◆ **GOAL OF THE EXERCISE**
Copy every line of the records below where the word "Deploy" occurs.

(Extracted data entries)

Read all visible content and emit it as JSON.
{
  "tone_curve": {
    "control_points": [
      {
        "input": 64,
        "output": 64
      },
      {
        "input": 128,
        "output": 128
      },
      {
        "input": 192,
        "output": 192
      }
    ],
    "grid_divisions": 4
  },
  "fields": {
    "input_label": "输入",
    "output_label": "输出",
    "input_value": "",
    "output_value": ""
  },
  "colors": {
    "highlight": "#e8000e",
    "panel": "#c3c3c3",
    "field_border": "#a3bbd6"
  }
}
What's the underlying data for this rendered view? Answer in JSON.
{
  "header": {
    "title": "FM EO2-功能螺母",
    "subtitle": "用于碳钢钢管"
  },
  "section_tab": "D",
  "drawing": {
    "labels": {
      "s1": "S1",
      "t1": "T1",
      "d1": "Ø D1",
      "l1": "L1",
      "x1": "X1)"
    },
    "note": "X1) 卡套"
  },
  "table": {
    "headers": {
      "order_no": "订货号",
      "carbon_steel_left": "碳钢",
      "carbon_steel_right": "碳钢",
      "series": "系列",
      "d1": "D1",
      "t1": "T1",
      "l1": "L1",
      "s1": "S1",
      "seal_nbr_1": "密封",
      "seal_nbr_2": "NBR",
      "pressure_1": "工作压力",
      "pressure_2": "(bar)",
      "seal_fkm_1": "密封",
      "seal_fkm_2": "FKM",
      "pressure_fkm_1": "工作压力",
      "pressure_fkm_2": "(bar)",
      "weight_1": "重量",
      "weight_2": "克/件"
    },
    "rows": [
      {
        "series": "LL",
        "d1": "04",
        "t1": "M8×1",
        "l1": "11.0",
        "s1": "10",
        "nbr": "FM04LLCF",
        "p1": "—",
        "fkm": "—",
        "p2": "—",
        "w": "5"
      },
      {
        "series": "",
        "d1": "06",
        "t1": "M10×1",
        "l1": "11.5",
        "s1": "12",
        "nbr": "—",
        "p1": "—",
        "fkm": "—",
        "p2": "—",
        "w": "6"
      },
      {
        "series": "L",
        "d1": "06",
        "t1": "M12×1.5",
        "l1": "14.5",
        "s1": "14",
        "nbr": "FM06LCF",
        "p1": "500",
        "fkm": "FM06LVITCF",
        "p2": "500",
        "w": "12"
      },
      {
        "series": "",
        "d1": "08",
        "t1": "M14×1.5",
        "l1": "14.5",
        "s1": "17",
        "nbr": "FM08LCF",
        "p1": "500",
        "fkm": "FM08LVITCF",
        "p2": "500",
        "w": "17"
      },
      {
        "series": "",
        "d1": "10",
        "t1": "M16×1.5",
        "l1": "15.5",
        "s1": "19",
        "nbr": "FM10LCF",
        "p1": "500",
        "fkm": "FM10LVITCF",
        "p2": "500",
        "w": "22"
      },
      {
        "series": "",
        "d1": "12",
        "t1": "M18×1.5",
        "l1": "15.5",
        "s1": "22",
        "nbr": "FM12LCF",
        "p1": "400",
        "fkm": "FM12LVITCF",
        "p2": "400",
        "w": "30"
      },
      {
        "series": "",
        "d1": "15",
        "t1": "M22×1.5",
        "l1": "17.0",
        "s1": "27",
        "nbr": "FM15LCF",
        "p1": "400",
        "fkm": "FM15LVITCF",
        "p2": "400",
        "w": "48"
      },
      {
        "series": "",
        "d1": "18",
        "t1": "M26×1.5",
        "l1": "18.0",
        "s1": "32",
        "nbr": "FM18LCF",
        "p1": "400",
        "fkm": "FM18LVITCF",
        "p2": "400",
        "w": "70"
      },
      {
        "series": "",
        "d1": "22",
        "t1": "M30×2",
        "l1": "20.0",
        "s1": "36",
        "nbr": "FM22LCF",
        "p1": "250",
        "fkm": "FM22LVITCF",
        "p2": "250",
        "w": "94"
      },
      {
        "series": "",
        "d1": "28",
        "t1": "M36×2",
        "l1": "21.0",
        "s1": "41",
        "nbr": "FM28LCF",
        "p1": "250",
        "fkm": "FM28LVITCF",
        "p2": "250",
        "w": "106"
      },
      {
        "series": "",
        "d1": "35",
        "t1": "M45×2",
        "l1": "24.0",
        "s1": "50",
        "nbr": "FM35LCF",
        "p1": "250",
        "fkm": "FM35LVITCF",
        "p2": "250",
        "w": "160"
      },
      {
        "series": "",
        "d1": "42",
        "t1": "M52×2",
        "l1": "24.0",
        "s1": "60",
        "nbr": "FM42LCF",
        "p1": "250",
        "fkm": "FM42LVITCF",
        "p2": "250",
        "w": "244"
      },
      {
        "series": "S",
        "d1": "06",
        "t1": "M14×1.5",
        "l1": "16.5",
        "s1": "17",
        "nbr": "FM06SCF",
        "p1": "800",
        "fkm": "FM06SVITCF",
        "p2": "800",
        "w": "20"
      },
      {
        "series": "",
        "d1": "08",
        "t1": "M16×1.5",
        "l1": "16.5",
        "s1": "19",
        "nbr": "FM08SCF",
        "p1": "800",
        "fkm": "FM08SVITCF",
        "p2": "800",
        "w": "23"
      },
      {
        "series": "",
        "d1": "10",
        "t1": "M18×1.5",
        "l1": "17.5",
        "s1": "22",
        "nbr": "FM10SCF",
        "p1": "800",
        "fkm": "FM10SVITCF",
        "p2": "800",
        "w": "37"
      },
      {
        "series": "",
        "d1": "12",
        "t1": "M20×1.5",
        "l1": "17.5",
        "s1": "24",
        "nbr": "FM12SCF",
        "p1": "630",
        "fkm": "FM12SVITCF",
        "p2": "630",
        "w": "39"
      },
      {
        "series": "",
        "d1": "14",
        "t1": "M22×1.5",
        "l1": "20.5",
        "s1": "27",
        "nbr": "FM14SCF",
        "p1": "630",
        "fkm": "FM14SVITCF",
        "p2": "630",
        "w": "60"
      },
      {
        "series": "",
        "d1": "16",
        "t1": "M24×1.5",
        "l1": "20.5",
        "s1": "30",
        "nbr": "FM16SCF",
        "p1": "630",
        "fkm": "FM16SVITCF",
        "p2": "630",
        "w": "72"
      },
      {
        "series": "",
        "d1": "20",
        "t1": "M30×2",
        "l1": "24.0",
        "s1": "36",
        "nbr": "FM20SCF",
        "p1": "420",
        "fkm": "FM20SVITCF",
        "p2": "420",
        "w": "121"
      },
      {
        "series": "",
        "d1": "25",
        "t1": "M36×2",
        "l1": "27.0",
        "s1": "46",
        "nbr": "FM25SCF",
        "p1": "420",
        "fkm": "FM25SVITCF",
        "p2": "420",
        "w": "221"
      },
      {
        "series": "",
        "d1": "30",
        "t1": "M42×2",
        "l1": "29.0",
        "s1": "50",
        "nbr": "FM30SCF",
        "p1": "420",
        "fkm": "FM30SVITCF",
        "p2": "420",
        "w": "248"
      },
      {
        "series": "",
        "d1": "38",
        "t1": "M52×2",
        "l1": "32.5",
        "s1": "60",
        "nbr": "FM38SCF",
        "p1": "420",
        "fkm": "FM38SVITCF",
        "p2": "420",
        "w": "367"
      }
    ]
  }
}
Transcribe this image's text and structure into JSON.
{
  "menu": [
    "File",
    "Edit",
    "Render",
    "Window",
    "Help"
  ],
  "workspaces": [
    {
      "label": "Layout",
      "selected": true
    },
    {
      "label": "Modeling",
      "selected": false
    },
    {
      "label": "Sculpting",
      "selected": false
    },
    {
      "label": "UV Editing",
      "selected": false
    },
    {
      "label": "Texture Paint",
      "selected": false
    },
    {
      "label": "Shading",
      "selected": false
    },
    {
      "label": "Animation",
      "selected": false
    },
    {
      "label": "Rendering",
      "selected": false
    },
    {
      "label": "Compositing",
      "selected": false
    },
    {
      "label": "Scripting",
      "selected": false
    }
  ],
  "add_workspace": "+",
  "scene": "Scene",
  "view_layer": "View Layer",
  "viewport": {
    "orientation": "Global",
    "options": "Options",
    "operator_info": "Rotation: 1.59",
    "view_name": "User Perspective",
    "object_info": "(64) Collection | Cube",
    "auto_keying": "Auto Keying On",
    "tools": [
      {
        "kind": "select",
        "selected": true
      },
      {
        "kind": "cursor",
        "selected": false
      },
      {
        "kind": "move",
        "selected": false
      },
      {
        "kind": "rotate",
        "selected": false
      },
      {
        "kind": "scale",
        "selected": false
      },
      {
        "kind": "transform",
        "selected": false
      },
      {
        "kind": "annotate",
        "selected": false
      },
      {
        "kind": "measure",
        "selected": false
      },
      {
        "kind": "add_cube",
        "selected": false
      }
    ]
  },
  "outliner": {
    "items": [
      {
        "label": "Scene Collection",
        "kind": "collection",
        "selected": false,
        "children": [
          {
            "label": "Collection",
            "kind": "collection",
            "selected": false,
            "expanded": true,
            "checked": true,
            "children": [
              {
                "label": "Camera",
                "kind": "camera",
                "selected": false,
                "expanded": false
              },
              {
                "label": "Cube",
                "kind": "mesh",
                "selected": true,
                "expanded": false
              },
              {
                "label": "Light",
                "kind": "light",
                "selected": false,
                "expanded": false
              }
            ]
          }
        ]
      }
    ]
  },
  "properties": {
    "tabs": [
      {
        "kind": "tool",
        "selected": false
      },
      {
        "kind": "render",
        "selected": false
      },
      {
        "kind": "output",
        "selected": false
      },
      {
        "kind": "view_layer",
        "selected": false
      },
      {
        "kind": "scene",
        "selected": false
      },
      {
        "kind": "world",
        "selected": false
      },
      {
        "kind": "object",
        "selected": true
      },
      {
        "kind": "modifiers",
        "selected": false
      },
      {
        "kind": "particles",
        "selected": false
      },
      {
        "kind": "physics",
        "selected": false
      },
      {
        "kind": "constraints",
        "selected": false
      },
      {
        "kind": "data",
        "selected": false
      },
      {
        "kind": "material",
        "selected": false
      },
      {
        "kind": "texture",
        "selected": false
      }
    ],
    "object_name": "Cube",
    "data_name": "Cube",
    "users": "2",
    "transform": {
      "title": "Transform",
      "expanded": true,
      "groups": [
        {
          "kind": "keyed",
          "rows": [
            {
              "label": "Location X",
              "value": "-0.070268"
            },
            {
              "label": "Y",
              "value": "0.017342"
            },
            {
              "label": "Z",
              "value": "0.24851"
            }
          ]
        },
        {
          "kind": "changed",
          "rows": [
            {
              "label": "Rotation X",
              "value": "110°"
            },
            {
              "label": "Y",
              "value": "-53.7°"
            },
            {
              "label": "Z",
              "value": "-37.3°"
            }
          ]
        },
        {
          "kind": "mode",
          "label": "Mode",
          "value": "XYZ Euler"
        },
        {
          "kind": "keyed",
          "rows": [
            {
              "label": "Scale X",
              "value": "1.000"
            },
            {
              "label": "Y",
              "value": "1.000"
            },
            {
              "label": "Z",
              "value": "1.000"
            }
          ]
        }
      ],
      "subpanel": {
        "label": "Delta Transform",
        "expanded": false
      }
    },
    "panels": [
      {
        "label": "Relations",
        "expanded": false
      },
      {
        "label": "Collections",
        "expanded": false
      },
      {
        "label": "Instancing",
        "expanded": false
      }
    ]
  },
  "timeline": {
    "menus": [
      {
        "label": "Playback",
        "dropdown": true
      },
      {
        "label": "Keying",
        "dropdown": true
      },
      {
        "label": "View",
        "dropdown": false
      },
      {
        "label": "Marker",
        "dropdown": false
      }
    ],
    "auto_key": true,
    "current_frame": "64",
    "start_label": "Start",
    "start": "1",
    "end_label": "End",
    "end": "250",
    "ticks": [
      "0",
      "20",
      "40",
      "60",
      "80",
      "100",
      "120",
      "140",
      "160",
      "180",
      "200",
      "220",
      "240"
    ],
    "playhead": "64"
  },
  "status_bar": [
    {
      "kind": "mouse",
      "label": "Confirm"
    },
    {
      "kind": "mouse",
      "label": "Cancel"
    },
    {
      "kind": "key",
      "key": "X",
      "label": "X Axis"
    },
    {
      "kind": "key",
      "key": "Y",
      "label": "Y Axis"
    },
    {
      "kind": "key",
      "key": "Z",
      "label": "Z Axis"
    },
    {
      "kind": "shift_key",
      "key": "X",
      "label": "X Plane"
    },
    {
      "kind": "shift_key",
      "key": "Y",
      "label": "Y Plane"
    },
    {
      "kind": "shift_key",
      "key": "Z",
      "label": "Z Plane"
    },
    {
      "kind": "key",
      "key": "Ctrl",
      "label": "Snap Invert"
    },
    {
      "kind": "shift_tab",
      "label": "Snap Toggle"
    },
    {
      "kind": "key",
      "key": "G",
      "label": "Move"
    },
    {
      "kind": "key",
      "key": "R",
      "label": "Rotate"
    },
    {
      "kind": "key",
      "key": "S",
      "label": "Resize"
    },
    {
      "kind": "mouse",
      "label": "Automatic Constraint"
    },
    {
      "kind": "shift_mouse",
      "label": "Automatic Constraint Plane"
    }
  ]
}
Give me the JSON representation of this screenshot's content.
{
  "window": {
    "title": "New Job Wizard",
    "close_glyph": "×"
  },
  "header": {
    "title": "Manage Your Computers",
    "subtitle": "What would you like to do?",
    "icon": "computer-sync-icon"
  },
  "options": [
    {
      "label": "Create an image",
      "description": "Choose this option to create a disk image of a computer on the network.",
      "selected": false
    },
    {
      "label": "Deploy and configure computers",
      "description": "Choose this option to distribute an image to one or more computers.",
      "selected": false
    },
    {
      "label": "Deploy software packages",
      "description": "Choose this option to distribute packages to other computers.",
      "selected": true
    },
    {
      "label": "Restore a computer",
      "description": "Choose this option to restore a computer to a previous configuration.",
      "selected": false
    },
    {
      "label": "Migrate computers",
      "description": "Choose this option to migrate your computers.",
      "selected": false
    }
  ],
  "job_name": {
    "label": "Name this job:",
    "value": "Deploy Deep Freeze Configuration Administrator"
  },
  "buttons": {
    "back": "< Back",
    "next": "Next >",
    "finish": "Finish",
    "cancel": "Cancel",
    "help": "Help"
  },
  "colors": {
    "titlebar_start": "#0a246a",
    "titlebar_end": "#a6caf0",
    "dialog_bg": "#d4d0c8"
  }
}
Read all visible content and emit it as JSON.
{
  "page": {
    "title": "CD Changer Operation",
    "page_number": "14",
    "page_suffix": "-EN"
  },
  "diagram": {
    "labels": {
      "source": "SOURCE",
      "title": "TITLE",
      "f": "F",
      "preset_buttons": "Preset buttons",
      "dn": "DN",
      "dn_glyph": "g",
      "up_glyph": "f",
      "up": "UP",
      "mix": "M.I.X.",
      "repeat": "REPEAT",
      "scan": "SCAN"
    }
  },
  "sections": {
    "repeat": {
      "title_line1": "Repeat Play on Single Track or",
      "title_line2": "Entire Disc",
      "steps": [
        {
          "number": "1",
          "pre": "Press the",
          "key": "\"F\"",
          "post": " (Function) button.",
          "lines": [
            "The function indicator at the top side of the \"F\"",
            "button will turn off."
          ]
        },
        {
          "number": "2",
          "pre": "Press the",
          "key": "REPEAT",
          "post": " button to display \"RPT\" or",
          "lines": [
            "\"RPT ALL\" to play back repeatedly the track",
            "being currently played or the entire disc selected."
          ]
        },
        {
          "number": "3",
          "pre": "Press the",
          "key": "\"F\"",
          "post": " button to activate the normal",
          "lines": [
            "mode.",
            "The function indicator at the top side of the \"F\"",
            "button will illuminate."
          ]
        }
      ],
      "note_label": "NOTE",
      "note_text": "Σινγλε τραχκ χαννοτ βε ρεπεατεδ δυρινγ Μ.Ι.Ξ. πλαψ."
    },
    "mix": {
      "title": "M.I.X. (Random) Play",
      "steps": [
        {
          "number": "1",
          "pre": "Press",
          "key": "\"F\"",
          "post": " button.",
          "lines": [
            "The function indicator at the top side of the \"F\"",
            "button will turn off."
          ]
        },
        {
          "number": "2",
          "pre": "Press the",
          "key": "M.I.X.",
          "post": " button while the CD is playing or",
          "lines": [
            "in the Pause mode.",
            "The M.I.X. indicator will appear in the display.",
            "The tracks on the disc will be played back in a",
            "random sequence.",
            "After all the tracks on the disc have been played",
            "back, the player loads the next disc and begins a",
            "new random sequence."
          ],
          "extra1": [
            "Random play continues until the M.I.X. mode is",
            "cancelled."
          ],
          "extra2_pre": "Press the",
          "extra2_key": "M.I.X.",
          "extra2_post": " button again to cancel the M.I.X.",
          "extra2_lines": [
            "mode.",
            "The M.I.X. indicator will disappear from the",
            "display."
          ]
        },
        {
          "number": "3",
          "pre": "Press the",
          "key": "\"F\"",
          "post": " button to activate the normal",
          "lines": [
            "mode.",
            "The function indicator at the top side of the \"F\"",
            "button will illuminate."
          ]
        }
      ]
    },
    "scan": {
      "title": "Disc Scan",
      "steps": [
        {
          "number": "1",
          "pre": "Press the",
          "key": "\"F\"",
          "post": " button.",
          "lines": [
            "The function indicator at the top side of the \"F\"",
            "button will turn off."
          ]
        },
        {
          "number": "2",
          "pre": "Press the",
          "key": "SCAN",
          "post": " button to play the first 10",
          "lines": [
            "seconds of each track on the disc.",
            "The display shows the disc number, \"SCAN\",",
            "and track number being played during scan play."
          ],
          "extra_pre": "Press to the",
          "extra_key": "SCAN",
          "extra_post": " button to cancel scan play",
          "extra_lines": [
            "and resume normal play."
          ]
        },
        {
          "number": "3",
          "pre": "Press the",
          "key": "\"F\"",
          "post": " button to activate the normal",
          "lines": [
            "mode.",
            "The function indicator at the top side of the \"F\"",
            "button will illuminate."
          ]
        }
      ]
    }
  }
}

◆ **WRITTEN RESPONSE**
      "label": "Deploy and configure computers",
      "label": "Deploy software packages",
    "value": "Deploy Deep Freeze Configuration Administrator"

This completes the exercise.